• _AIM_:
Give the data a second time, exactly and in full.

(Figure data in JSON)
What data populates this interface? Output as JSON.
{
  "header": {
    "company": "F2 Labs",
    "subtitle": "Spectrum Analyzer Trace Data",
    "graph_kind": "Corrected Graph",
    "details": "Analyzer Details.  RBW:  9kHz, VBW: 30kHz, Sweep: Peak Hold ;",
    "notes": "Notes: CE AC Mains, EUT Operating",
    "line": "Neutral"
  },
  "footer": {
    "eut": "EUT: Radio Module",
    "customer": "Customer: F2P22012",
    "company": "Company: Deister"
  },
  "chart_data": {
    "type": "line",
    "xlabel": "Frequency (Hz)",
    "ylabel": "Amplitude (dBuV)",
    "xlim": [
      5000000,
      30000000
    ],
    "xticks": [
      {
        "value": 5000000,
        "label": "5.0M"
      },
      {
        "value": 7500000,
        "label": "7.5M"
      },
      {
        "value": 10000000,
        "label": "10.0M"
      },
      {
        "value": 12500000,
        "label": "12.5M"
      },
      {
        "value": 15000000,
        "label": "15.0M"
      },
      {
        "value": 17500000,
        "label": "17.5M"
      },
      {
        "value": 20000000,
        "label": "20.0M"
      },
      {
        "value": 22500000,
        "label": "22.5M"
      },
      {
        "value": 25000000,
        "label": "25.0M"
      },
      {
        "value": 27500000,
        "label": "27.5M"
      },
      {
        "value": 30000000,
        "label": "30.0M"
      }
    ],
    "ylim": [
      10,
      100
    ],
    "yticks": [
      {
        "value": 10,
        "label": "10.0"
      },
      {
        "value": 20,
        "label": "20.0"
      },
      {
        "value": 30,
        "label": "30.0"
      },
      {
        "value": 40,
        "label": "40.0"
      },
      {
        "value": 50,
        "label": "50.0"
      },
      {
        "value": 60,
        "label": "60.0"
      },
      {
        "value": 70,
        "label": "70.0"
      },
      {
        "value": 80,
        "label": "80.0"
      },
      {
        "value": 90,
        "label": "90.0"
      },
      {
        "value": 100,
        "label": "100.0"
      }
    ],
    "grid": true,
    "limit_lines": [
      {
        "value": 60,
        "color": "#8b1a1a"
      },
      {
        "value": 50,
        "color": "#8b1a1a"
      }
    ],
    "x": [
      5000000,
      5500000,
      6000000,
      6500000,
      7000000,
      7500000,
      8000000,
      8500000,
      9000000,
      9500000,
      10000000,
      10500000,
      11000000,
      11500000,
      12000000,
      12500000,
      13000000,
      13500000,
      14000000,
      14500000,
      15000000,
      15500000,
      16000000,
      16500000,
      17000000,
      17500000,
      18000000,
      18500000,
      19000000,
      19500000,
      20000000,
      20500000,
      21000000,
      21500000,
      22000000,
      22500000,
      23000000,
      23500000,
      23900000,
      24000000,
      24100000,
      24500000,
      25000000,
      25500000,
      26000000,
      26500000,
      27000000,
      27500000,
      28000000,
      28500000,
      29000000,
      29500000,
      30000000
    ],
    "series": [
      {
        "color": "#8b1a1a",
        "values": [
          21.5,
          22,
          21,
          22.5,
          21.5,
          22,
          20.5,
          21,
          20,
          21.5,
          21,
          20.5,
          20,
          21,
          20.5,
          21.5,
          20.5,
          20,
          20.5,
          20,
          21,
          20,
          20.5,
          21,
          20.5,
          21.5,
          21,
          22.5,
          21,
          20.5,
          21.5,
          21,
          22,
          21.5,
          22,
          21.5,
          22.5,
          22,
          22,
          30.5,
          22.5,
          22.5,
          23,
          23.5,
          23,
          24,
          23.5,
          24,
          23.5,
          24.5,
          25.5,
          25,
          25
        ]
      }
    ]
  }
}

• _WRITTEN RESPONSE_:
What data populates this interface? Output as JSON.
{
  "header": {
    "company": "F2 Labs",
    "subtitle": "Spectrum Analyzer Trace Data",
    "graph_kind": "Corrected Graph",
    "details": "Analyzer Details.  RBW:  9kHz, VBW: 30kHz, Sweep: Peak Hold ;",
    "notes": "Notes: CE AC Mains, EUT Operating",
    "line": "Neutral"
  },
  "footer": {
    "eut": "EUT: Radio Module",
    "customer": "Customer: F2P22012",
    "company": "Company: Deister"
  },
  "chart_data": {
    "type": "line",
    "xlabel": "Frequency (Hz)",
    "ylabel": "Amplitude (dBuV)",
    "xlim": [
      5000000,
      30000000
    ],
    "xticks": [
      {
        "value": 5000000,
        "label": "5.0M"
      },
      {
        "value": 7500000,
        "label": "7.5M"
      },
      {
        "value": 10000000,
        "label": "10.0M"
      },
      {
        "value": 12500000,
        "label": "12.5M"
      },
      {
        "value": 15000000,
        "label": "15.0M"
      },
      {
        "value": 17500000,
        "label": "17.5M"
      },
      {
        "value": 20000000,
        "label": "20.0M"
      },
      {
        "value": 22500000,
        "label": "22.5M"
      },
      {
        "value": 25000000,
        "label": "25.0M"
      },
      {
        "value": 27500000,
        "label": "27.5M"
      },
      {
        "value": 30000000,
        "label": "30.0M"
      }
    ],
    "ylim": [
      10,
      100
    ],
    "yticks": [
      {
        "value": 10,
        "label": "10.0"
      },
      {
        "value": 20,
        "label": "20.0"
      },
      {
        "value": 30,
        "label": "30.0"
      },
      {
        "value": 40,
        "label": "40.0"
      },
      {
        "value": 50,
        "label": "50.0"
      },
      {
        "value": 60,
        "label": "60.0"
      },
      {
        "value": 70,
        "label": "70.0"
      },
      {
        "value": 80,
        "label": "80.0"
      },
      {
        "value": 90,
        "label": "90.0"
      },
      {
        "value": 100,
        "label": "100.0"
      }
    ],
    "grid": true,
    "limit_lines": [
      {
        "value": 60,
        "color": "#8b1a1a"
      },
      {
        "value": 50,
        "color": "#8b1a1a"
      }
    ],
    "x": [
      5000000,
      5500000,
      6000000,
      6500000,
      7000000,
      7500000,
      8000000,
      8500000,
      9000000,
      9500000,
      10000000,
      10500000,
      11000000,
      11500000,
      12000000,
      12500000,
      13000000,
      13500000,
      14000000,
      14500000,
      15000000,
      15500000,
      16000000,
      16500000,
      17000000,
      17500000,
      18000000,
      18500000,
      19000000,
      19500000,
      20000000,
      20500000,
      21000000,
      21500000,
      22000000,
      22500000,
      23000000,
      23500000,
      23900000,
      24000000,
      24100000,
      24500000,
      25000000,
      25500000,
      26000000,
      26500000,
      27000000,
      27500000,
      28000000,
      28500000,
      29000000,
      29500000,
      30000000
    ],
    "series": [
      {
        "color": "#8b1a1a",
        "values": [
          21.5,
          22,
          21,
          22.5,
          21.5,
          22,
          20.5,
          21,
          20,
          21.5,
          21,
          20.5,
          20,
          21,
          20.5,
          21.5,
          20.5,
          20,
          20.5,
          20,
          21,
          20,
          20.5,
          21,
          20.5,
          21.5,
          21,
          22.5,
          21,
          20.5,
          21.5,
          21,
          22,
          21.5,
          22,
          21.5,
          22.5,
          22,
          22,
          30.5,
          22.5,
          22.5,
          23,
          23.5,
          23,
          24,
          23.5,
          24,
          23.5,
          24.5,
          25.5,
          25,
          25
        ]
      }
    ]
  }
}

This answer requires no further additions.